Transcribe all records exactly.

*Figure data in JSON*

= = =

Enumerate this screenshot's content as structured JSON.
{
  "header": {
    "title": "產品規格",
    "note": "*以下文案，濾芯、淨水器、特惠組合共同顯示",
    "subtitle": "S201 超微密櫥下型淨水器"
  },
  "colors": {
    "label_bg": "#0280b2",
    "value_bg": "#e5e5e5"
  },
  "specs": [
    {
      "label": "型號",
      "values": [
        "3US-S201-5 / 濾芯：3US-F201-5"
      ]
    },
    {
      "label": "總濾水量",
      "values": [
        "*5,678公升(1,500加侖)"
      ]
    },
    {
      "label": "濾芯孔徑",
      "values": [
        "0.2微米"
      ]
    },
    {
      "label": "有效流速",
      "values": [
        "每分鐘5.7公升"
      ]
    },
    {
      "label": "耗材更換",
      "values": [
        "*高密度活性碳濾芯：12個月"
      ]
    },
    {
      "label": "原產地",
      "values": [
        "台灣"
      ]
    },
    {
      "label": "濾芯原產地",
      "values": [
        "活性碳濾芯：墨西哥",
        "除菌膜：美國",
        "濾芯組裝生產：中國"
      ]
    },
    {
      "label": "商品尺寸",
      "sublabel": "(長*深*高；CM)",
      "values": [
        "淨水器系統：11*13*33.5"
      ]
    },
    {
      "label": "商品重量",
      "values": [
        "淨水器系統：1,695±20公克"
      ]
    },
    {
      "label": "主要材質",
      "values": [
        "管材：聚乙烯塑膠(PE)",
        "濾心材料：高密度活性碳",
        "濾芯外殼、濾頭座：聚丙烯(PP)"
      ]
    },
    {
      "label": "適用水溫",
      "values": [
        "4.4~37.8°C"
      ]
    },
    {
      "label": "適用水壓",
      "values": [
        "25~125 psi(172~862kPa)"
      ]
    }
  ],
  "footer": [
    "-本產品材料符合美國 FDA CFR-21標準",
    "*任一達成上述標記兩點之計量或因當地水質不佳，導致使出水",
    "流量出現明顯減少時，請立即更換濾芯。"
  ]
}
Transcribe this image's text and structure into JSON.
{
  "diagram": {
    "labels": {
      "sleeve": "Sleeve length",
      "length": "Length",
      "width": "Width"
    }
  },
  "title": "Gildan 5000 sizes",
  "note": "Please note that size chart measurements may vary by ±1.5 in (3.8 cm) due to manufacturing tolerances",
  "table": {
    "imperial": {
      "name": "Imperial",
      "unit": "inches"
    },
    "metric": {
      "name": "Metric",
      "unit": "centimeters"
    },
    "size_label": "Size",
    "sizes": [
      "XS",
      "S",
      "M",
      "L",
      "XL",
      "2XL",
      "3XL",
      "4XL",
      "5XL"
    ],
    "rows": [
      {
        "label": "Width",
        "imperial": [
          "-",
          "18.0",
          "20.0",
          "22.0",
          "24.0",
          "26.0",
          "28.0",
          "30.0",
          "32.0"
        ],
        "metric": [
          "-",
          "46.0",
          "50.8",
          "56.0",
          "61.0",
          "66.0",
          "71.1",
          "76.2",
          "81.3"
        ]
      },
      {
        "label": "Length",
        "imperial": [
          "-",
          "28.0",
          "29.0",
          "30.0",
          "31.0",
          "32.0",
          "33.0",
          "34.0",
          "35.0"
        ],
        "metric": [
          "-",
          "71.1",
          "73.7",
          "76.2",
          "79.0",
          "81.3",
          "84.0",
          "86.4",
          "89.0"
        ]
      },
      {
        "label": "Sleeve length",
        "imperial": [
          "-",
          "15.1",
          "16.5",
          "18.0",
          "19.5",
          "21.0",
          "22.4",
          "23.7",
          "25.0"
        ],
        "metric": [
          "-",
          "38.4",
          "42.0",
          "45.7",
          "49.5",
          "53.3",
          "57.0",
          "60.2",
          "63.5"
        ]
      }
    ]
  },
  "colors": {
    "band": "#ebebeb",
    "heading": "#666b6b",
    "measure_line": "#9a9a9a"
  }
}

= = =

*Task solution*
Enumerate this screenshot's content as structured JSON.
{
  "header": {
    "title": "產品規格",
    "note": "*以下文案，濾芯、淨水器、特惠組合共同顯示",
    "subtitle": "S201 超微密櫥下型淨水器"
  },
  "colors": {
    "label_bg": "#0280b2",
    "value_bg": "#e5e5e5"
  },
  "specs": [
    {
      "label": "型號",
      "values": [
        "3US-S201-5 / 濾芯：3US-F201-5"
      ]
    },
    {
      "label": "總濾水量",
      "values": [
        "*5,678公升(1,500加侖)"
      ]
    },
    {
      "label": "濾芯孔徑",
      "values": [
        "0.2微米"
      ]
    },
    {
      "label": "有效流速",
      "values": [
        "每分鐘5.7公升"
      ]
    },
    {
      "label": "耗材更換",
      "values": [
        "*高密度活性碳濾芯：12個月"
      ]
    },
    {
      "label": "原產地",
      "values": [
        "台灣"
      ]
    },
    {
      "label": "濾芯原產地",
      "values": [
        "活性碳濾芯：墨西哥",
        "除菌膜：美國",
        "濾芯組裝生產：中國"
      ]
    },
    {
      "label": "商品尺寸",
      "sublabel": "(長*深*高；CM)",
      "values": [
        "淨水器系統：11*13*33.5"
      ]
    },
    {
      "label": "商品重量",
      "values": [
        "淨水器系統：1,695±20公克"
      ]
    },
    {
      "label": "主要材質",
      "values": [
        "管材：聚乙烯塑膠(PE)",
        "濾心材料：高密度活性碳",
        "濾芯外殼、濾頭座：聚丙烯(PP)"
      ]
    },
    {
      "label": "適用水溫",
      "values": [
        "4.4~37.8°C"
      ]
    },
    {
      "label": "適用水壓",
      "values": [
        "25~125 psi(172~862kPa)"
      ]
    }
  ],
  "footer": [
    "-本產品材料符合美國 FDA CFR-21標準",
    "*任一達成上述標記兩點之計量或因當地水質不佳，導致使出水",
    "流量出現明顯減少時，請立即更換濾芯。"
  ]
}
Transcribe this image's text and structure into JSON.
{
  "diagram": {
    "labels": {
      "sleeve": "Sleeve length",
      "length": "Length",
      "width": "Width"
    }
  },
  "title": "Gildan 5000 sizes",
  "note": "Please note that size chart measurements may vary by ±1.5 in (3.8 cm) due to manufacturing tolerances",
  "table": {
    "imperial": {
      "name": "Imperial",
      "unit": "inches"
    },
    "metric": {
      "name": "Metric",
      "unit": "centimeters"
    },
    "size_label": "Size",
    "sizes": [
      "XS",
      "S",
      "M",
      "L",
      "XL",
      "2XL",
      "3XL",
      "4XL",
      "5XL"
    ],
    "rows": [
      {
        "label": "Width",
        "imperial": [
          "-",
          "18.0",
          "20.0",
          "22.0",
          "24.0",
          "26.0",
          "28.0",
          "30.0",
          "32.0"
        ],
        "metric": [
          "-",
          "46.0",
          "50.8",
          "56.0",
          "61.0",
          "66.0",
          "71.1",
          "76.2",
          "81.3"
        ]
      },
      {
        "label": "Length",
        "imperial": [
          "-",
          "28.0",
          "29.0",
          "30.0",
          "31.0",
          "32.0",
          "33.0",
          "34.0",
          "35.0"
        ],
        "metric": [
          "-",
          "71.1",
          "73.7",
          "76.2",
          "79.0",
          "81.3",
          "84.0",
          "86.4",
          "89.0"
        ]
      },
      {
        "label": "Sleeve length",
        "imperial": [
          "-",
          "15.1",
          "16.5",
          "18.0",
          "19.5",
          "21.0",
          "22.4",
          "23.7",
          "25.0"
        ],
        "metric": [
          "-",
          "38.4",
          "42.0",
          "45.7",
          "49.5",
          "53.3",
          "57.0",
          "60.2",
          "63.5"
        ]
      }
    ]
  },
  "colors": {
    "band": "#ebebeb",
    "heading": "#666b6b",
    "measure_line": "#9a9a9a"
  }
}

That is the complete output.